- [TASK STATEMENT]
Tally the lines in the following entries that include the word "cette"; state only the total.

- [RECORDS SHOWN]
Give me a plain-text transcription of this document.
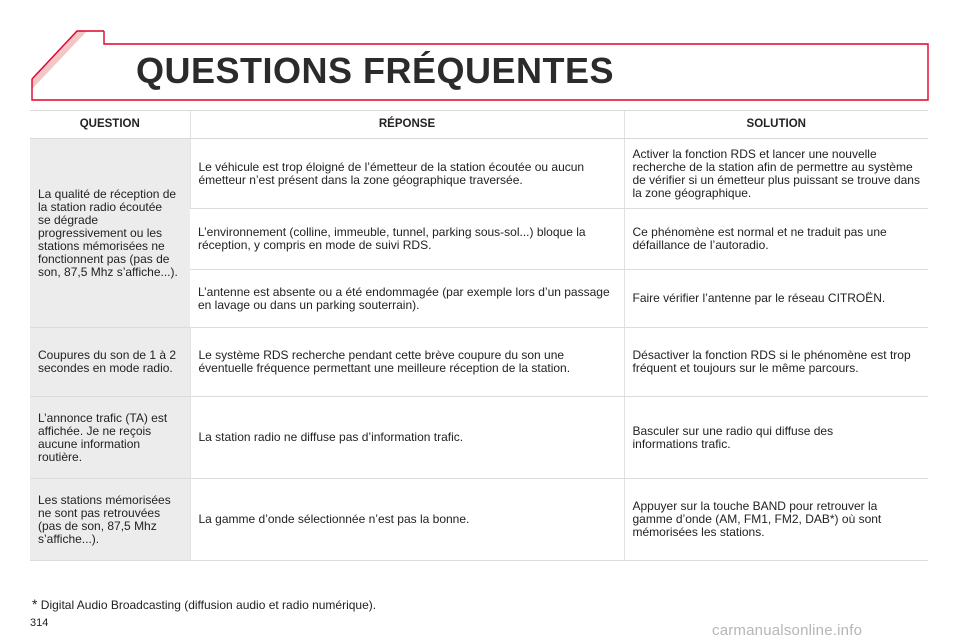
QUESTIONS FRÉQUENTES
QUESTION	RÉPONSE	SOLUTION

La qualité de réception de la station radio écoutée se dégrade progressivement ou les stations mémorisées ne fonctionnent pas (pas de son, 87,5 Mhz s’affiche...).	Le véhicule est trop éloigné de l’émetteur de la station écoutée ou aucun émetteur n’est présent dans la zone géographique traversée.	Activer la fonction RDS et lancer une nouvelle recherche de la station afin de permettre au système de vérifier si un émetteur plus puissant se trouve dans la zone géographique.

	L’environnement (colline, immeuble, tunnel, parking sous-sol...) bloque la réception, y compris en mode de suivi RDS.	Ce phénomène est normal et ne traduit pas une défaillance de l’autoradio.

	L’antenne est absente ou a été endommagée (par exemple lors d’un passage en lavage ou dans un parking souterrain).	Faire vérifier l’antenne par le réseau CITROËN.

Coupures du son de 1 à 2 secondes en mode radio.	Le système RDS recherche pendant cette brève coupure du son une éventuelle fréquence permettant une meilleure réception de la station.	Désactiver la fonction RDS si le phénomène est trop fréquent et toujours sur le même parcours.

L’annonce trafic (TA) est affichée. Je ne reçois aucune information routière.	La station radio ne diffuse pas d’information trafic.	Basculer sur une radio qui diffuse des informations trafic.

Les stations mémorisées ne sont pas retrouvées (pas de son, 87,5 Mhz s’affiche...).	La gamme d’onde sélectionnée n’est pas la bonne.	Appuyer sur la touche BAND pour retrouver la gamme d’onde (AM, FM1, FM2, DAB*) où sont mémorisées les stations.
* Digital Audio Broadcasting (diffusion audio et radio numérique).
314	carmanualsonline.info
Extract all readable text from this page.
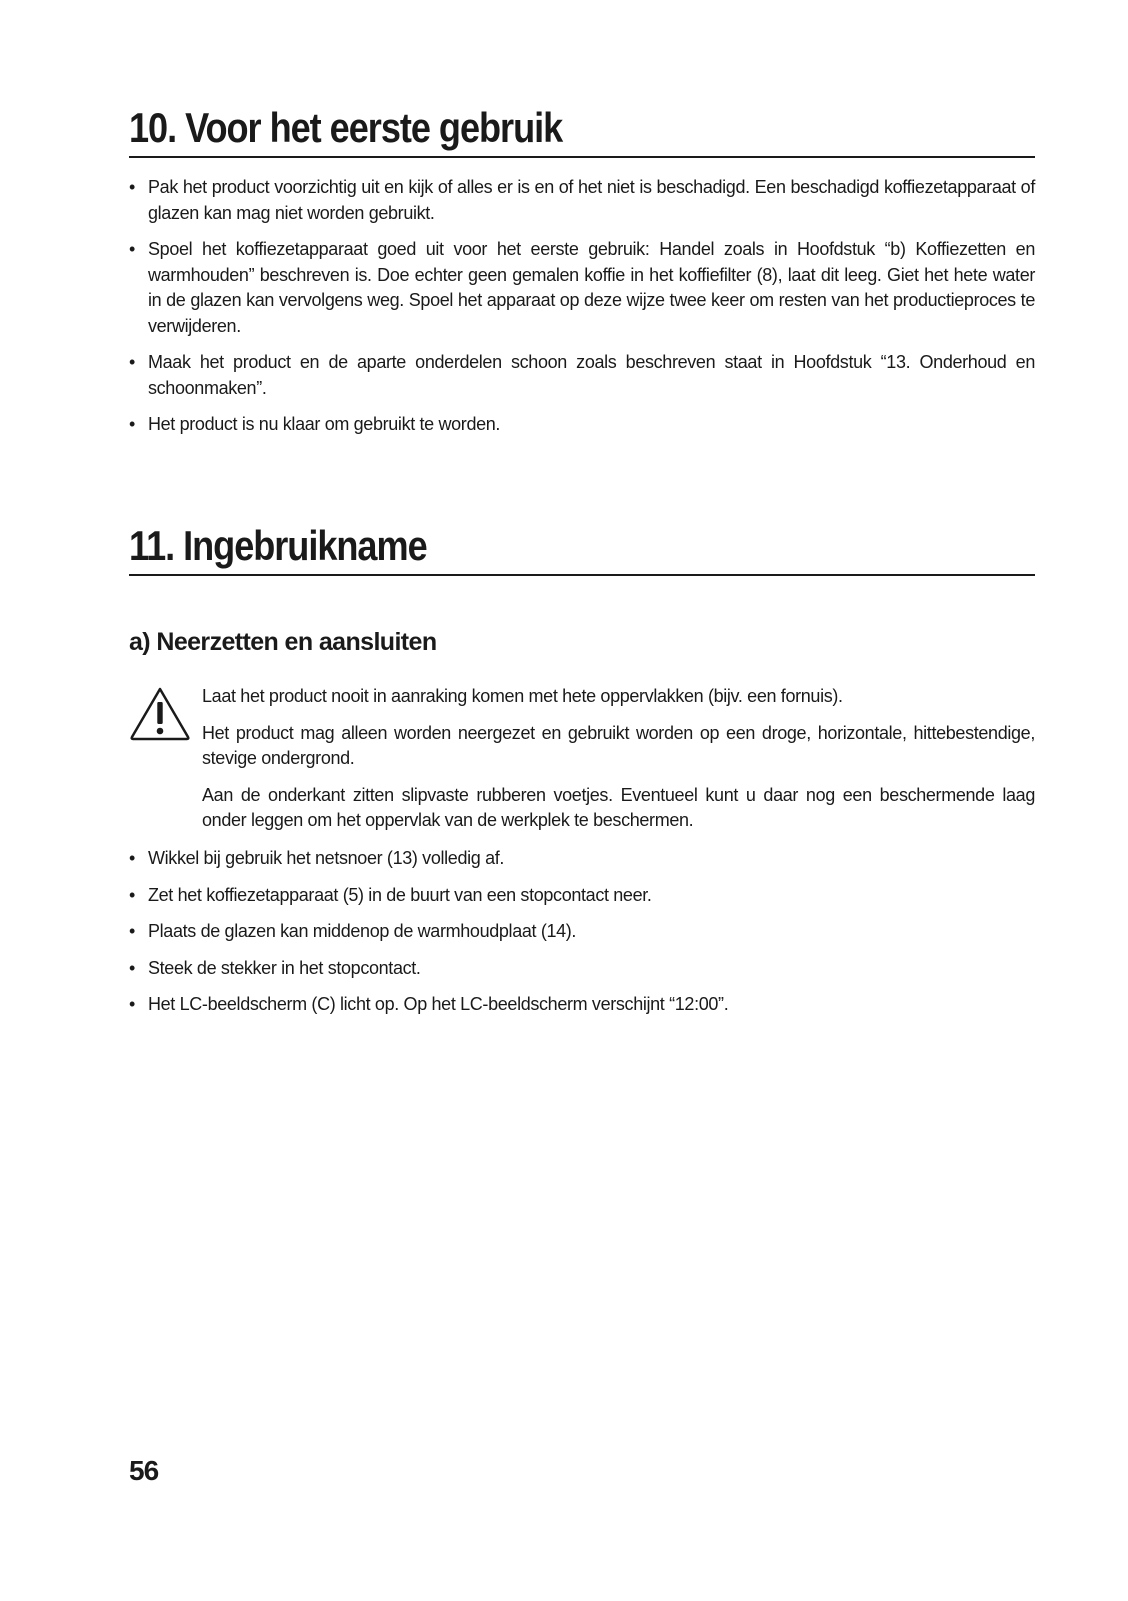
10. Voor het eerste gebruik
• Pak het product voorzichtig uit en kijk of alles er is en of het niet is beschadigd. Een beschadigd koffiezetapparaat of glazen kan mag niet worden gebruikt.
• Spoel het koffiezetapparaat goed uit voor het eerste gebruik: Handel zoals in Hoofdstuk “b) Koffiezetten en warmhouden” beschreven is. Doe echter geen gemalen koffie in het koffiefilter (8), laat dit leeg. Giet het hete water in de glazen kan vervolgens weg. Spoel het apparaat op deze wijze twee keer om resten van het productieproces te verwijderen.
• Maak het product en de aparte onderdelen schoon zoals beschreven staat in Hoofdstuk “13. Onderhoud en schoonmaken”.
• Het product is nu klaar om gebruikt te worden.
11. Ingebruikname
a) Neerzetten en aansluiten

Laat het product nooit in aanraking komen met hete oppervlakken (bijv. een fornuis).

Het product mag alleen worden neergezet en gebruikt worden op een droge, horizontale, hittebestendige, stevige ondergrond.

Aan de onderkant zitten slipvaste rubberen voetjes. Eventueel kunt u daar nog een beschermende laag onder leggen om het oppervlak van de werkplek te beschermen.

• Wikkel bij gebruik het netsnoer (13) volledig af.
• Zet het koffiezetapparaat (5) in de buurt van een stopcontact neer.
• Plaats de glazen kan middenop de warmhoudplaat (14).
• Steek de stekker in het stopcontact.
• Het LC-beeldscherm (C) licht op. Op het LC-beeldscherm verschijnt “12:00”.
56
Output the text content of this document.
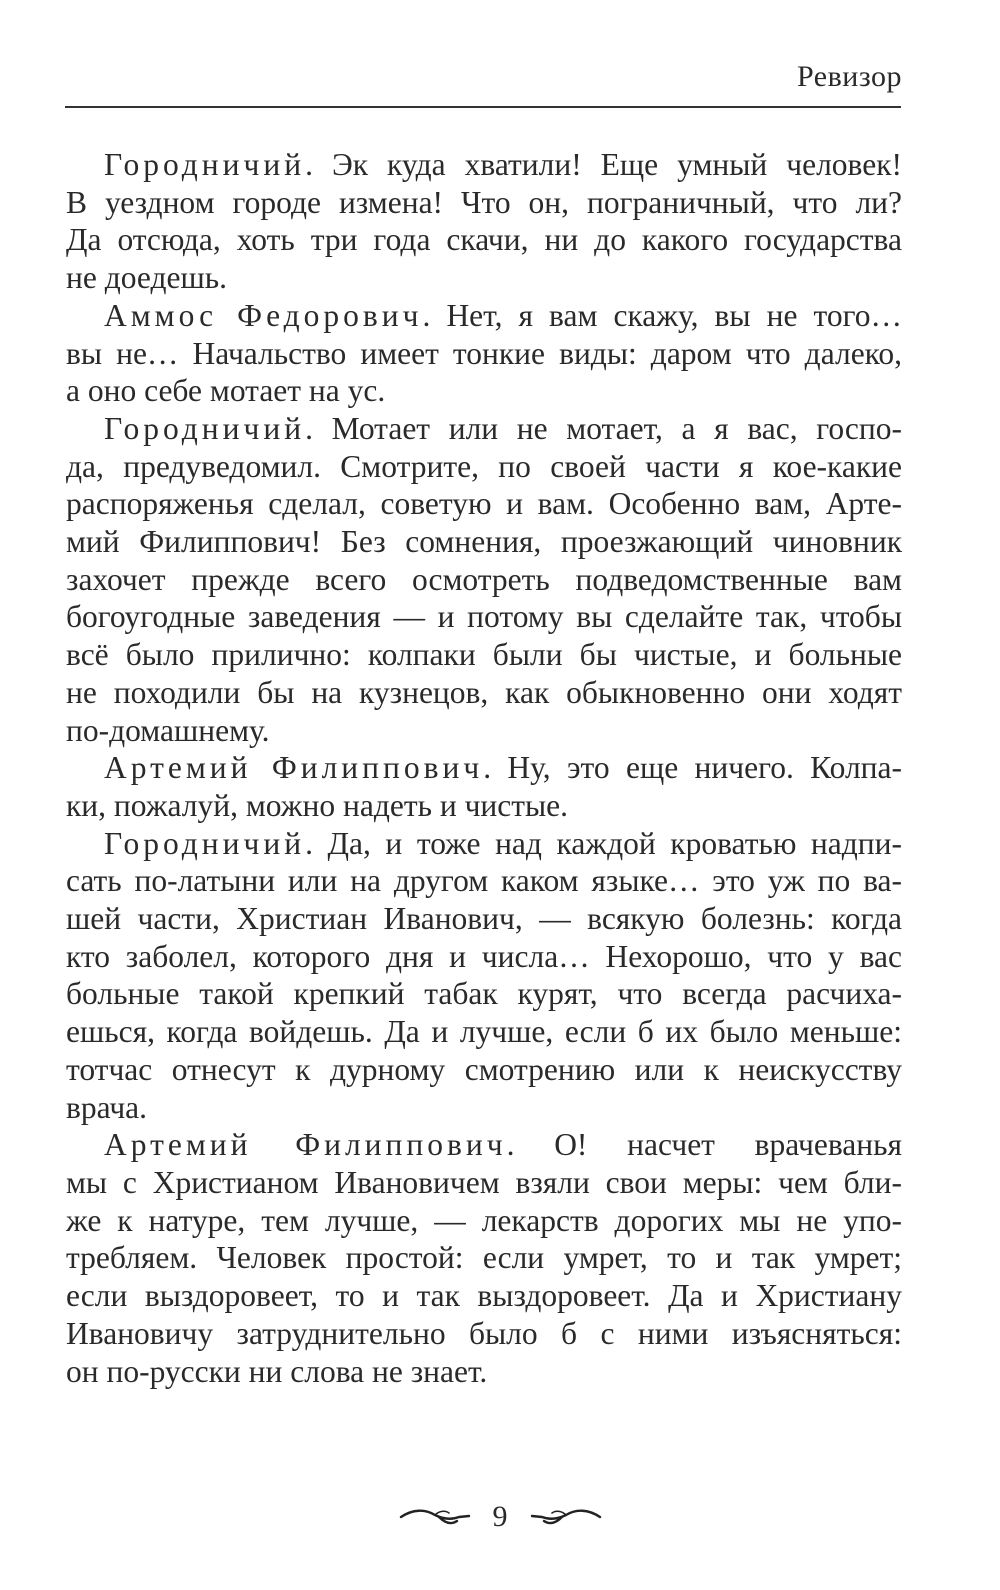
Ревизор
Городничий. Эк куда хватили! Еще умный человек!
В уездном городе измена! Что он, пограничный, что ли?
Да отсюда, хоть три года скачи, ни до какого государства
не доедешь.
Аммос Федорович. Нет, я вам скажу, вы не того…
вы не… Начальство имеет тонкие виды: даром что далеко,
а оно себе мотает на ус.
Городничий. Мотает или не мотает, а я вас, госпо-
да, предуведомил. Смотрите, по своей части я кое-какие
распоряженья сделал, советую и вам. Особенно вам, Арте-
мий Филиппович! Без сомнения, проезжающий чиновник
захочет прежде всего осмотреть подведомственные вам
богоугодные заведения — и потому вы сделайте так, чтобы
всё было прилично: колпаки были бы чистые, и больные
не походили бы на кузнецов, как обыкновенно они ходят
по-домашнему.
Артемий Филиппович. Ну, это еще ничего. Колпа-
ки, пожалуй, можно надеть и чистые.
Городничий. Да, и тоже над каждой кроватью надпи-
сать по-латыни или на другом каком языке… это уж по ва-
шей части, Христиан Иванович, — всякую болезнь: когда
кто заболел, которого дня и числа… Нехорошо, что у вас
больные такой крепкий табак курят, что всегда расчиха-
ешься, когда войдешь. Да и лучше, если б их было меньше:
тотчас отнесут к дурному смотрению или к неискусству
врача.
Артемий Филиппович. О! насчет врачеванья
мы с Христианом Ивановичем взяли свои меры: чем бли-
же к натуре, тем лучше, — лекарств дорогих мы не упо-
требляем. Человек простой: если умрет, то и так умрет;
если выздоровеет, то и так выздоровеет. Да и Христиану
Ивановичу затруднительно было б с ними изъясняться:
он по-русски ни слова не знает.
9
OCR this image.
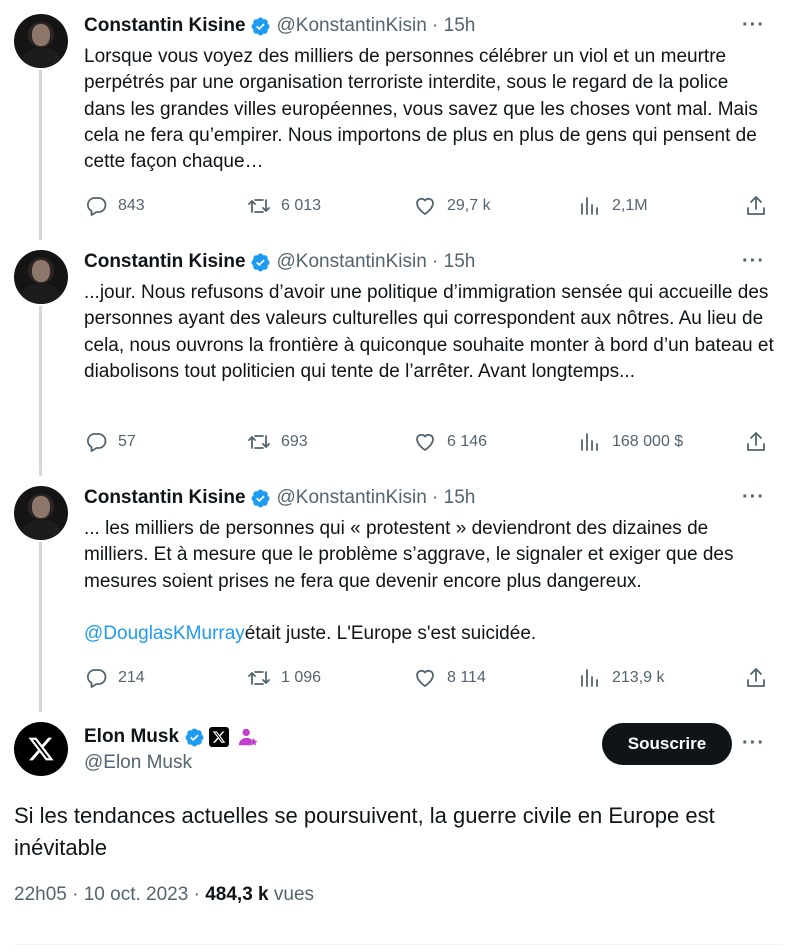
Constantin Kisine @KonstantinKisin · 15h	···
Lorsque vous voyez des milliers de personnes célébrer un viol et un meurtre perpétrés par une organisation terroriste interdite, sous le regard de la police dans les grandes villes européennes, vous savez que les choses vont mal. Mais cela ne fera qu’empirer. Nous importons de plus en plus de gens qui pensent de cette façon chaque…
843	6 013	29,7 k	2,1M
Constantin Kisine @KonstantinKisin · 15h	···
...jour. Nous refusons d’avoir une politique d’immigration sensée qui accueille des personnes ayant des valeurs culturelles qui correspondent aux nôtres. Au lieu de cela, nous ouvrons la frontière à quiconque souhaite monter à bord d’un bateau et diabolisons tout politicien qui tente de l’arrêter. Avant longtemps...
57	693	6 146	168 000 $
Constantin Kisine @KonstantinKisin · 15h	···
... les milliers de personnes qui « protestent » deviendront des dizaines de milliers. Et à mesure que le problème s’aggrave, le signaler et exiger que des mesures soient prises ne fera que devenir encore plus dangereux.
@DouglasKMurrayétait juste. L'Europe s'est suicidée.
214	1 096	8 114	213,9 k
Elon Musk
@Elon Musk
Souscrire	···
Si les tendances actuelles se poursuivent, la guerre civile en Europe est inévitable
22h05 · 10 oct. 2023 · 484,3 k vues
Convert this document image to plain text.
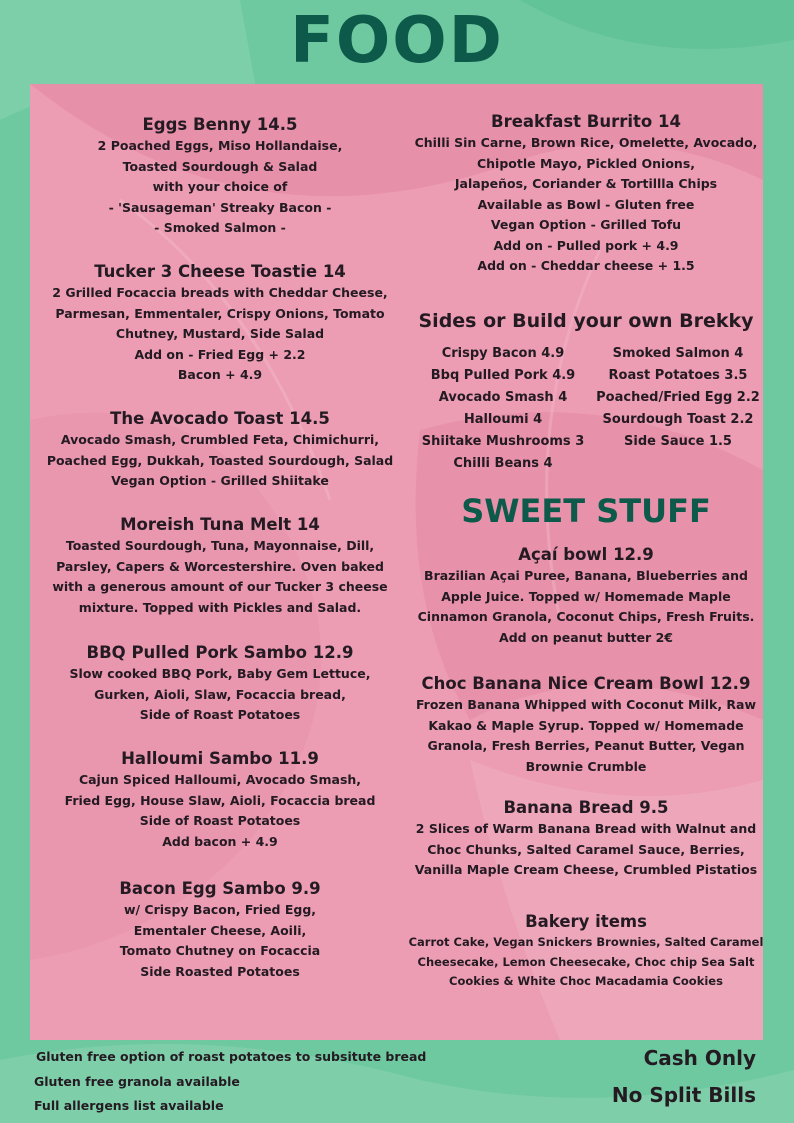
FOOD
Eggs Benny 14.5
2 Poached Eggs, Miso Hollandaise,
Toasted Sourdough & Salad
with your choice of
- 'Sausageman' Streaky Bacon -
- Smoked Salmon -
Tucker 3 Cheese Toastie 14
2 Grilled Focaccia breads with Cheddar Cheese,
Parmesan, Emmentaler, Crispy Onions, Tomato
Chutney, Mustard, Side Salad
Add on - Fried Egg + 2.2
Bacon + 4.9
The Avocado Toast 14.5
Avocado Smash, Crumbled Feta, Chimichurri,
Poached Egg, Dukkah, Toasted Sourdough, Salad
Vegan Option - Grilled Shiitake
Moreish Tuna Melt 14
Toasted Sourdough, Tuna, Mayonnaise, Dill,
Parsley, Capers & Worcestershire. Oven baked
with a generous amount of our Tucker 3 cheese
mixture. Topped with Pickles and Salad.
BBQ Pulled Pork Sambo 12.9
Slow cooked BBQ Pork, Baby Gem Lettuce,
Gurken, Aioli, Slaw, Focaccia bread,
Side of Roast Potatoes
Halloumi Sambo 11.9
Cajun Spiced Halloumi, Avocado Smash,
Fried Egg, House Slaw, Aioli, Focaccia bread
Side of Roast Potatoes
Add bacon + 4.9
Bacon Egg Sambo 9.9
w/ Crispy Bacon, Fried Egg,
Ementaler Cheese, Aoili,
Tomato Chutney on Focaccia
Side Roasted Potatoes
Breakfast Burrito 14
Chilli Sin Carne, Brown Rice, Omelette, Avocado,
Chipotle Mayo, Pickled Onions,
Jalapeños, Coriander & Tortillla Chips
Available as Bowl - Gluten free
Vegan Option - Grilled Tofu
Add on - Pulled pork + 4.9
Add on - Cheddar cheese + 1.5
Açaí bowl 12.9
Brazilian Açai Puree, Banana, Blueberries and
Apple Juice. Topped w/ Homemade Maple
Cinnamon Granola, Coconut Chips, Fresh Fruits.
Add on peanut butter 2€
Choc Banana Nice Cream Bowl 12.9
Frozen Banana Whipped with Coconut Milk, Raw
Kakao & Maple Syrup. Topped w/ Homemade
Granola, Fresh Berries, Peanut Butter, Vegan
Brownie Crumble
Banana Bread 9.5
2 Slices of Warm Banana Bread with Walnut and
Choc Chunks, Salted Caramel Sauce, Berries,
Vanilla Maple Cream Cheese, Crumbled Pistatios
Bakery items
Carrot Cake, Vegan Snickers Brownies, Salted Caramel
Cheesecake, Lemon Cheesecake, Choc chip Sea Salt
Cookies & White Choc Macadamia Cookies
Sides or Build your own Brekky
Crispy Bacon 4.9
Bbq Pulled Pork 4.9
Avocado Smash 4
Halloumi 4
Shiitake Mushrooms 3
Chilli Beans 4
Smoked Salmon 4
Roast Potatoes 3.5
Poached/Fried Egg 2.2
Sourdough Toast 2.2
Side Sauce 1.5
SWEET STUFF
Gluten free option of roast potatoes to subsitute bread
Gluten free granola available
Full allergens list available
Cash Only
No Split Bills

- [THE ANSWER]
2